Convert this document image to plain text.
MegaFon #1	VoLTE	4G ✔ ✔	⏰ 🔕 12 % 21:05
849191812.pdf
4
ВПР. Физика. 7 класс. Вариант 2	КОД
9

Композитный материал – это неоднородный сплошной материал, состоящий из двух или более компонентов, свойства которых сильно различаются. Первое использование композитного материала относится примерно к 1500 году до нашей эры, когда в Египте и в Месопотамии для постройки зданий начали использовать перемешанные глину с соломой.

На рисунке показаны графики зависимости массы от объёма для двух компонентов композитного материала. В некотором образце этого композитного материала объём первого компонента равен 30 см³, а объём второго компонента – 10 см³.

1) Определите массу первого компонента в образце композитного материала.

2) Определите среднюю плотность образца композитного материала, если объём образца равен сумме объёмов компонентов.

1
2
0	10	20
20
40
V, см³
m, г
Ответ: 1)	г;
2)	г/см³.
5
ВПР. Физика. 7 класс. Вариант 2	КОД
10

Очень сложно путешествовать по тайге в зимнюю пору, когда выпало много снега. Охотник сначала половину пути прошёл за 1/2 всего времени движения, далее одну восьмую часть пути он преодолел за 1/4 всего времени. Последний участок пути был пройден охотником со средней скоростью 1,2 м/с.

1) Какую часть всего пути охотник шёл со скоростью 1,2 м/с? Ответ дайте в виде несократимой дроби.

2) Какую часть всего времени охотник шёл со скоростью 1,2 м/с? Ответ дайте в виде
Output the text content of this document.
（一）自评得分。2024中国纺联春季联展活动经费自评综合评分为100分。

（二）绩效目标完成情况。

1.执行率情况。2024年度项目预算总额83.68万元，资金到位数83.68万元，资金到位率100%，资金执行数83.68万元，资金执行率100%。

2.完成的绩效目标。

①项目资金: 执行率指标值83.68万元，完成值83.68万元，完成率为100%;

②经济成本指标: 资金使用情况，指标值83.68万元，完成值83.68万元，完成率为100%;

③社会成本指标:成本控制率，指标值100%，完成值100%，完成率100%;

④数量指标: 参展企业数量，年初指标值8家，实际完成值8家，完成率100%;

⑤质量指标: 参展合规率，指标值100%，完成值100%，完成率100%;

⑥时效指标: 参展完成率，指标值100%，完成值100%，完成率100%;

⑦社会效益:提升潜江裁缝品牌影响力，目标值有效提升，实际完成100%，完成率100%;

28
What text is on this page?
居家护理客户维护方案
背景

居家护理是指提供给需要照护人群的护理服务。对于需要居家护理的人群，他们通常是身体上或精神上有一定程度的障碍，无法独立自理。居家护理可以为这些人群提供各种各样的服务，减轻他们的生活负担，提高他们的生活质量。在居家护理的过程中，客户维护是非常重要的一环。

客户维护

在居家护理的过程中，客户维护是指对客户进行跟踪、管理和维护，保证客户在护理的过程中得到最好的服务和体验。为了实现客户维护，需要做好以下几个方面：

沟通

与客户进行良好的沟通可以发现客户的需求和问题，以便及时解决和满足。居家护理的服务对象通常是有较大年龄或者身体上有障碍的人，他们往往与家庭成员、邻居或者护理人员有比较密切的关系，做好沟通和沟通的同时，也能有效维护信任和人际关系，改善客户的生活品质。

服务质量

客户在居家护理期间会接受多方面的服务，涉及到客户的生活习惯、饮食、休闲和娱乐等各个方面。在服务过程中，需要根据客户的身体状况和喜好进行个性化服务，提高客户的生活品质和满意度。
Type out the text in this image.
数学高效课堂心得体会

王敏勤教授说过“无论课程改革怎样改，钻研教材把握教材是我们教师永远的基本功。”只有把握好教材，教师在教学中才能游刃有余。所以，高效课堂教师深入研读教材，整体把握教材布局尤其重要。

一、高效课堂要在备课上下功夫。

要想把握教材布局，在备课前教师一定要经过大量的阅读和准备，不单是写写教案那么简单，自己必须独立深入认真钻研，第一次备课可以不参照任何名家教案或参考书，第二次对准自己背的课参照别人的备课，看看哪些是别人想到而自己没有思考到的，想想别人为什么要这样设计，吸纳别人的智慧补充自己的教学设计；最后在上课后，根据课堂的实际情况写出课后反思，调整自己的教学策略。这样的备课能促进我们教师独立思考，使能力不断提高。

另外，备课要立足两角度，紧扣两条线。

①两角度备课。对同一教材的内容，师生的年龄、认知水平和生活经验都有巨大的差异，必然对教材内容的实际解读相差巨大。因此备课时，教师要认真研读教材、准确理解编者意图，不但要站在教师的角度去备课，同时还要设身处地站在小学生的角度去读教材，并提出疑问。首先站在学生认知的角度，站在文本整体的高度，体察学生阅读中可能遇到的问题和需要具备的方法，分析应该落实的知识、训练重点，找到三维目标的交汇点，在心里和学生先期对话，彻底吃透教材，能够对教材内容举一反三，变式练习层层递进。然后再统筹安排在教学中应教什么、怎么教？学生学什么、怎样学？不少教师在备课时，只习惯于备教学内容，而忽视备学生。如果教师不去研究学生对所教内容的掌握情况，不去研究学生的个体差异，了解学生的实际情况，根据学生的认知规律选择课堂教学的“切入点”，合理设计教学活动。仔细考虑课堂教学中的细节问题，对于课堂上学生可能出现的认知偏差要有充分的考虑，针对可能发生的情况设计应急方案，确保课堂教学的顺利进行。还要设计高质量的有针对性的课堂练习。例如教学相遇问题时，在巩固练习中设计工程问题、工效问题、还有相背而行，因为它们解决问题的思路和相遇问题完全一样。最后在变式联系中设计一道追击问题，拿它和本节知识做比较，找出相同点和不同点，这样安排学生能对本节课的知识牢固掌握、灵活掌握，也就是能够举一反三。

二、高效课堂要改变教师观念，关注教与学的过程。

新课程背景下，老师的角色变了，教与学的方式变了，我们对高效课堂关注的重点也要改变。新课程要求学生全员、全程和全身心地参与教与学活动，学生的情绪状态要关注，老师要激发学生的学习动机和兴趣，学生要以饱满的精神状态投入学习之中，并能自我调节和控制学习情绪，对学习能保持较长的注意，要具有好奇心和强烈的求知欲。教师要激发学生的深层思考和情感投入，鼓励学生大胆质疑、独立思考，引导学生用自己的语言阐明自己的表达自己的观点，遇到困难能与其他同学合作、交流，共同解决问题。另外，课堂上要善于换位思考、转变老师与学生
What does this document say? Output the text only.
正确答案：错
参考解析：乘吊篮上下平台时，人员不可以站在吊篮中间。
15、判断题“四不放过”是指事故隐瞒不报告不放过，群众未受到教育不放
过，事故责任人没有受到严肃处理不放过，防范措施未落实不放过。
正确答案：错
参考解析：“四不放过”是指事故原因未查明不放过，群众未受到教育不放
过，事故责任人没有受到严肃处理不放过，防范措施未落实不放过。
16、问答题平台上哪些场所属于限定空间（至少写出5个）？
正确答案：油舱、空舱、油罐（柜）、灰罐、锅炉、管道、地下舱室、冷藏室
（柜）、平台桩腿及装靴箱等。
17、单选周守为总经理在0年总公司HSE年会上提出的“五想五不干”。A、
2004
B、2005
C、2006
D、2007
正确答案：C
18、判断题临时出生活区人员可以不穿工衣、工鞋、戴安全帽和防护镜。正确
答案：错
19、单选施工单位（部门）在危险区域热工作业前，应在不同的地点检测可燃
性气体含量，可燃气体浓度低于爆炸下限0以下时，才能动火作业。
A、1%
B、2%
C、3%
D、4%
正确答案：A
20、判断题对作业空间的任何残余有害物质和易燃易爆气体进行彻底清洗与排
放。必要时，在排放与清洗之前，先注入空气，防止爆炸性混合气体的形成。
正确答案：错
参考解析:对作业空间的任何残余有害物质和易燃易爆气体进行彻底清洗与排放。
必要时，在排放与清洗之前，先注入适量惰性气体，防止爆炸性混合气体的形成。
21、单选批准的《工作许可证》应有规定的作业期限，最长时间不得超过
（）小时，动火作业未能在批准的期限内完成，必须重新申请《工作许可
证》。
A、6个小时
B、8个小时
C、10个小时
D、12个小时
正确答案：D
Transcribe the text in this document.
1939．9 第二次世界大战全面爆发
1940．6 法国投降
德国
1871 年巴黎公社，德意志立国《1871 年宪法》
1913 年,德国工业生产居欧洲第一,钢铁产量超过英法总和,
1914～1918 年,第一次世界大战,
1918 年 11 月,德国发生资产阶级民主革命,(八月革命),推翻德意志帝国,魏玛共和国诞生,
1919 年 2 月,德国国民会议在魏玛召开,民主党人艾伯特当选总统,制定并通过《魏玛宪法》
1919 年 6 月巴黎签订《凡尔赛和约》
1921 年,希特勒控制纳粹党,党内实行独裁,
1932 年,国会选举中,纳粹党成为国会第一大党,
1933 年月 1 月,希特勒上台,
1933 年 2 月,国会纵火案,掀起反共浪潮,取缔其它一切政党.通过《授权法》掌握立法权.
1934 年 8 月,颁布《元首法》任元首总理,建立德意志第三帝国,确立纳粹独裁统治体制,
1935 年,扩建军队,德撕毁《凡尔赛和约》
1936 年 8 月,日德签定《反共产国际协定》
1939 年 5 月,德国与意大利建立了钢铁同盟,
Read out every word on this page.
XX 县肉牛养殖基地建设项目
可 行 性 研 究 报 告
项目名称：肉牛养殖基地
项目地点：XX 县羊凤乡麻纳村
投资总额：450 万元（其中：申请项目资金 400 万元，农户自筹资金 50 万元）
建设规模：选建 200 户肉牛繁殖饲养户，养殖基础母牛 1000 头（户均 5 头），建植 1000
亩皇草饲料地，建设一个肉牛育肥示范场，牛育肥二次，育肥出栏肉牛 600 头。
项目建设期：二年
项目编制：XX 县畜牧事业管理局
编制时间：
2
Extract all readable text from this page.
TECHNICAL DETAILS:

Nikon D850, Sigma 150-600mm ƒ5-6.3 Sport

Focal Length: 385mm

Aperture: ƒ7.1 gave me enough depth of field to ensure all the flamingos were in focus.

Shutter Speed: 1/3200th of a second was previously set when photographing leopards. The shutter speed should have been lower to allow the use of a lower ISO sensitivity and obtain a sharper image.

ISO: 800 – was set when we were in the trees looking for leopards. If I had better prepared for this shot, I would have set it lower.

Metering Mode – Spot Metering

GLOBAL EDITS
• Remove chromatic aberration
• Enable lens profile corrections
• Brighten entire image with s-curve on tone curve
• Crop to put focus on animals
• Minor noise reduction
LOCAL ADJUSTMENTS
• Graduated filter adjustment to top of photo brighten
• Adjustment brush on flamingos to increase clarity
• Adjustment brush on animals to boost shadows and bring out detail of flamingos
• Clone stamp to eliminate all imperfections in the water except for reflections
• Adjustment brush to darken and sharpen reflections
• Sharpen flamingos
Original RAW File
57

*What is needed:* Output the line holding "Extract all readable text from this page.", then every later line through the end of the records above, exactly as given and nothing else.

*Solution to this task:*
Extract all readable text from this page.
TECHNICAL DETAILS:

Nikon D850, Sigma 150-600mm ƒ5-6.3 Sport

Focal Length: 385mm

Aperture: ƒ7.1 gave me enough depth of field to ensure all the flamingos were in focus.

Shutter Speed: 1/3200th of a second was previously set when photographing leopards. The shutter speed should have been lower to allow the use of a lower ISO sensitivity and obtain a sharper image.

ISO: 800 – was set when we were in the trees looking for leopards. If I had better prepared for this shot, I would have set it lower.

Metering Mode – Spot Metering

GLOBAL EDITS
• Remove chromatic aberration
• Enable lens profile corrections
• Brighten entire image with s-curve on tone curve
• Crop to put focus on animals
• Minor noise reduction
LOCAL ADJUSTMENTS
• Graduated filter adjustment to top of photo brighten
• Adjustment brush on flamingos to increase clarity
• Adjustment brush on animals to boost shadows and bring out detail of flamingos
• Clone stamp to eliminate all imperfections in the water except for reflections
• Adjustment brush to darken and sharpen reflections
• Sharpen flamingos
Original RAW File
57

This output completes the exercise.